**To do:** Set the data down again, exactly as it reads, but without the pictures.

**Stored data:**

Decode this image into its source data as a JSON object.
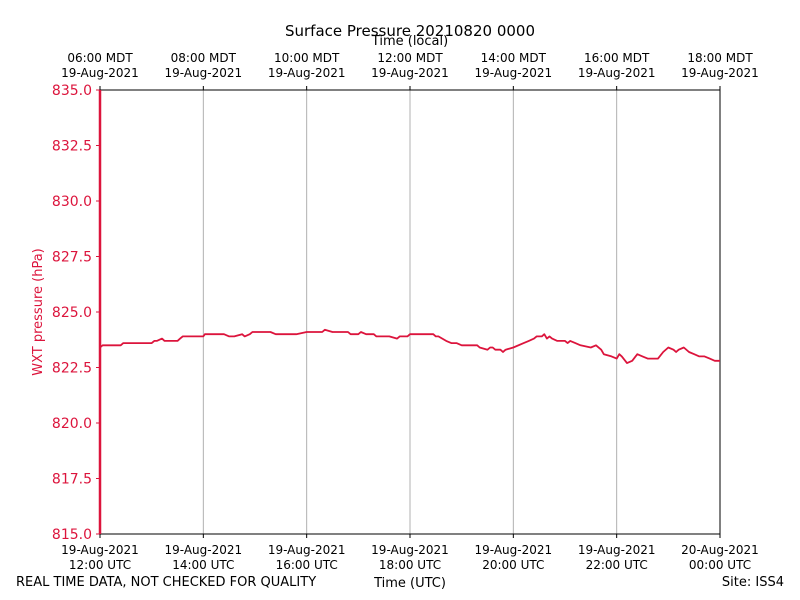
{
  "chart_data": {
    "type": "line",
    "title": "Surface Pressure 20210820 0000",
    "ylabel": "WXT pressure (hPa)",
    "xlabel_bottom": "Time (UTC)",
    "xlabel_top": "Time (local)",
    "ylim": [
      815.0,
      835.0
    ],
    "yticks": [
      "815.0",
      "817.5",
      "820.0",
      "822.5",
      "825.0",
      "827.5",
      "830.0",
      "832.5",
      "835.0"
    ],
    "xlim_hours": [
      0,
      12
    ],
    "grid": "vertical",
    "bottom_ticks": [
      {
        "hour": 0,
        "date": "19-Aug-2021",
        "time": "12:00 UTC"
      },
      {
        "hour": 2,
        "date": "19-Aug-2021",
        "time": "14:00 UTC"
      },
      {
        "hour": 4,
        "date": "19-Aug-2021",
        "time": "16:00 UTC"
      },
      {
        "hour": 6,
        "date": "19-Aug-2021",
        "time": "18:00 UTC"
      },
      {
        "hour": 8,
        "date": "19-Aug-2021",
        "time": "20:00 UTC"
      },
      {
        "hour": 10,
        "date": "19-Aug-2021",
        "time": "22:00 UTC"
      },
      {
        "hour": 12,
        "date": "20-Aug-2021",
        "time": "00:00 UTC"
      }
    ],
    "top_ticks": [
      {
        "hour": 0,
        "time": "06:00 MDT",
        "date": "19-Aug-2021"
      },
      {
        "hour": 2,
        "time": "08:00 MDT",
        "date": "19-Aug-2021"
      },
      {
        "hour": 4,
        "time": "10:00 MDT",
        "date": "19-Aug-2021"
      },
      {
        "hour": 6,
        "time": "12:00 MDT",
        "date": "19-Aug-2021"
      },
      {
        "hour": 8,
        "time": "14:00 MDT",
        "date": "19-Aug-2021"
      },
      {
        "hour": 10,
        "time": "16:00 MDT",
        "date": "19-Aug-2021"
      },
      {
        "hour": 12,
        "time": "18:00 MDT",
        "date": "19-Aug-2021"
      }
    ],
    "series": [
      {
        "name": "WXT pressure",
        "color": "#dc143c",
        "initial_spike": {
          "hour": 0.0,
          "from": 815.0,
          "to": 835.0
        },
        "x": [
          0.0,
          0.05,
          0.2,
          0.4,
          0.45,
          0.8,
          1.0,
          1.05,
          1.1,
          1.2,
          1.25,
          1.4,
          1.5,
          1.55,
          1.6,
          2.0,
          2.03,
          2.4,
          2.5,
          2.6,
          2.75,
          2.8,
          2.9,
          2.95,
          3.0,
          3.1,
          3.2,
          3.3,
          3.4,
          3.5,
          3.55,
          3.8,
          4.0,
          4.1,
          4.3,
          4.35,
          4.5,
          4.6,
          4.8,
          4.85,
          5.0,
          5.05,
          5.15,
          5.3,
          5.35,
          5.6,
          5.75,
          5.8,
          5.95,
          6.0,
          6.1,
          6.2,
          6.45,
          6.5,
          6.55,
          6.7,
          6.8,
          6.9,
          7.0,
          7.1,
          7.2,
          7.3,
          7.35,
          7.5,
          7.55,
          7.6,
          7.65,
          7.75,
          7.8,
          7.85,
          8.0,
          8.2,
          8.3,
          8.4,
          8.45,
          8.55,
          8.6,
          8.65,
          8.7,
          8.75,
          8.85,
          9.0,
          9.05,
          9.1,
          9.2,
          9.3,
          9.5,
          9.6,
          9.7,
          9.75,
          9.9,
          10.0,
          10.05,
          10.1,
          10.2,
          10.3,
          10.4,
          10.5,
          10.6,
          10.8,
          10.9,
          11.0,
          11.1,
          11.15,
          11.2,
          11.3,
          11.4,
          11.5,
          11.6,
          11.7,
          11.8,
          11.9,
          12.0
        ],
        "y": [
          823.4,
          823.5,
          823.5,
          823.5,
          823.6,
          823.6,
          823.6,
          823.7,
          823.7,
          823.8,
          823.7,
          823.7,
          823.7,
          823.8,
          823.9,
          823.9,
          824.0,
          824.0,
          823.9,
          823.9,
          824.0,
          823.9,
          824.0,
          824.1,
          824.1,
          824.1,
          824.1,
          824.1,
          824.0,
          824.0,
          824.0,
          824.0,
          824.1,
          824.1,
          824.1,
          824.2,
          824.1,
          824.1,
          824.1,
          824.0,
          824.0,
          824.1,
          824.0,
          824.0,
          823.9,
          823.9,
          823.8,
          823.9,
          823.9,
          824.0,
          824.0,
          824.0,
          824.0,
          823.9,
          823.9,
          823.7,
          823.6,
          823.6,
          823.5,
          823.5,
          823.5,
          823.5,
          823.4,
          823.3,
          823.4,
          823.4,
          823.3,
          823.3,
          823.2,
          823.3,
          823.4,
          823.6,
          823.7,
          823.8,
          823.9,
          823.9,
          824.0,
          823.8,
          823.9,
          823.8,
          823.7,
          823.7,
          823.6,
          823.7,
          823.6,
          823.5,
          823.4,
          823.5,
          823.3,
          823.1,
          823.0,
          822.9,
          823.1,
          823.0,
          822.7,
          822.8,
          823.1,
          823.0,
          822.9,
          822.9,
          823.2,
          823.4,
          823.3,
          823.2,
          823.3,
          823.4,
          823.2,
          823.1,
          823.0,
          823.0,
          822.9,
          822.8,
          822.8
        ]
      }
    ]
  },
  "footer": {
    "left": "REAL TIME DATA, NOT CHECKED FOR QUALITY",
    "right": "Site: ISS4"
  }
}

**Problem solution:**
Decode this image into its source data as a JSON object.
{
  "chart_data": {
    "type": "line",
    "title": "Surface Pressure 20210820 0000",
    "ylabel": "WXT pressure (hPa)",
    "xlabel_bottom": "Time (UTC)",
    "xlabel_top": "Time (local)",
    "ylim": [
      815.0,
      835.0
    ],
    "yticks": [
      "815.0",
      "817.5",
      "820.0",
      "822.5",
      "825.0",
      "827.5",
      "830.0",
      "832.5",
      "835.0"
    ],
    "xlim_hours": [
      0,
      12
    ],
    "grid": "vertical",
    "bottom_ticks": [
      {
        "hour": 0,
        "date": "19-Aug-2021",
        "time": "12:00 UTC"
      },
      {
        "hour": 2,
        "date": "19-Aug-2021",
        "time": "14:00 UTC"
      },
      {
        "hour": 4,
        "date": "19-Aug-2021",
        "time": "16:00 UTC"
      },
      {
        "hour": 6,
        "date": "19-Aug-2021",
        "time": "18:00 UTC"
      },
      {
        "hour": 8,
        "date": "19-Aug-2021",
        "time": "20:00 UTC"
      },
      {
        "hour": 10,
        "date": "19-Aug-2021",
        "time": "22:00 UTC"
      },
      {
        "hour": 12,
        "date": "20-Aug-2021",
        "time": "00:00 UTC"
      }
    ],
    "top_ticks": [
      {
        "hour": 0,
        "time": "06:00 MDT",
        "date": "19-Aug-2021"
      },
      {
        "hour": 2,
        "time": "08:00 MDT",
        "date": "19-Aug-2021"
      },
      {
        "hour": 4,
        "time": "10:00 MDT",
        "date": "19-Aug-2021"
      },
      {
        "hour": 6,
        "time": "12:00 MDT",
        "date": "19-Aug-2021"
      },
      {
        "hour": 8,
        "time": "14:00 MDT",
        "date": "19-Aug-2021"
      },
      {
        "hour": 10,
        "time": "16:00 MDT",
        "date": "19-Aug-2021"
      },
      {
        "hour": 12,
        "time": "18:00 MDT",
        "date": "19-Aug-2021"
      }
    ],
    "series": [
      {
        "name": "WXT pressure",
        "color": "#dc143c",
        "initial_spike": {
          "hour": 0.0,
          "from": 815.0,
          "to": 835.0
        },
        "x": [
          0.0,
          0.05,
          0.2,
          0.4,
          0.45,
          0.8,
          1.0,
          1.05,
          1.1,
          1.2,
          1.25,
          1.4,
          1.5,
          1.55,
          1.6,
          2.0,
          2.03,
          2.4,
          2.5,
          2.6,
          2.75,
          2.8,
          2.9,
          2.95,
          3.0,
          3.1,
          3.2,
          3.3,
          3.4,
          3.5,
          3.55,
          3.8,
          4.0,
          4.1,
          4.3,
          4.35,
          4.5,
          4.6,
          4.8,
          4.85,
          5.0,
          5.05,
          5.15,
          5.3,
          5.35,
          5.6,
          5.75,
          5.8,
          5.95,
          6.0,
          6.1,
          6.2,
          6.45,
          6.5,
          6.55,
          6.7,
          6.8,
          6.9,
          7.0,
          7.1,
          7.2,
          7.3,
          7.35,
          7.5,
          7.55,
          7.6,
          7.65,
          7.75,
          7.8,
          7.85,
          8.0,
          8.2,
          8.3,
          8.4,
          8.45,
          8.55,
          8.6,
          8.65,
          8.7,
          8.75,
          8.85,
          9.0,
          9.05,
          9.1,
          9.2,
          9.3,
          9.5,
          9.6,
          9.7,
          9.75,
          9.9,
          10.0,
          10.05,
          10.1,
          10.2,
          10.3,
          10.4,
          10.5,
          10.6,
          10.8,
          10.9,
          11.0,
          11.1,
          11.15,
          11.2,
          11.3,
          11.4,
          11.5,
          11.6,
          11.7,
          11.8,
          11.9,
          12.0
        ],
        "y": [
          823.4,
          823.5,
          823.5,
          823.5,
          823.6,
          823.6,
          823.6,
          823.7,
          823.7,
          823.8,
          823.7,
          823.7,
          823.7,
          823.8,
          823.9,
          823.9,
          824.0,
          824.0,
          823.9,
          823.9,
          824.0,
          823.9,
          824.0,
          824.1,
          824.1,
          824.1,
          824.1,
          824.1,
          824.0,
          824.0,
          824.0,
          824.0,
          824.1,
          824.1,
          824.1,
          824.2,
          824.1,
          824.1,
          824.1,
          824.0,
          824.0,
          824.1,
          824.0,
          824.0,
          823.9,
          823.9,
          823.8,
          823.9,
          823.9,
          824.0,
          824.0,
          824.0,
          824.0,
          823.9,
          823.9,
          823.7,
          823.6,
          823.6,
          823.5,
          823.5,
          823.5,
          823.5,
          823.4,
          823.3,
          823.4,
          823.4,
          823.3,
          823.3,
          823.2,
          823.3,
          823.4,
          823.6,
          823.7,
          823.8,
          823.9,
          823.9,
          824.0,
          823.8,
          823.9,
          823.8,
          823.7,
          823.7,
          823.6,
          823.7,
          823.6,
          823.5,
          823.4,
          823.5,
          823.3,
          823.1,
          823.0,
          822.9,
          823.1,
          823.0,
          822.7,
          822.8,
          823.1,
          823.0,
          822.9,
          822.9,
          823.2,
          823.4,
          823.3,
          823.2,
          823.3,
          823.4,
          823.2,
          823.1,
          823.0,
          823.0,
          822.9,
          822.8,
          822.8
        ]
      }
    ]
  },
  "footer": {
    "left": "REAL TIME DATA, NOT CHECKED FOR QUALITY",
    "right": "Site: ISS4"
  }
}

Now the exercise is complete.